SHORT PROBLEM – Leaving out all images, write out the records that follow exactly.

RECORD LIST –
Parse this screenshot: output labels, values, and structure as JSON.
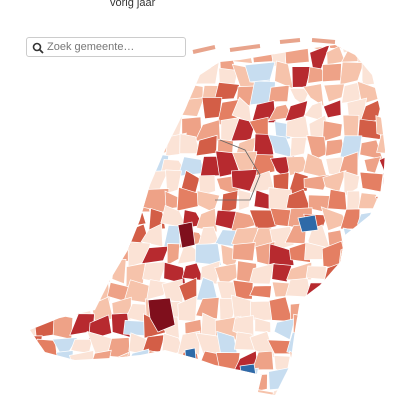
{
  "header": {
    "subtitle": "vorig jaar"
  },
  "search": {
    "placeholder": "Zoek gemeente…"
  }
}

THE RESULT –
Parse this screenshot: output labels, values, and structure as JSON.
{
  "header": {
    "subtitle": "vorig jaar"
  },
  "search": {
    "placeholder": "Zoek gemeente…"
  }
}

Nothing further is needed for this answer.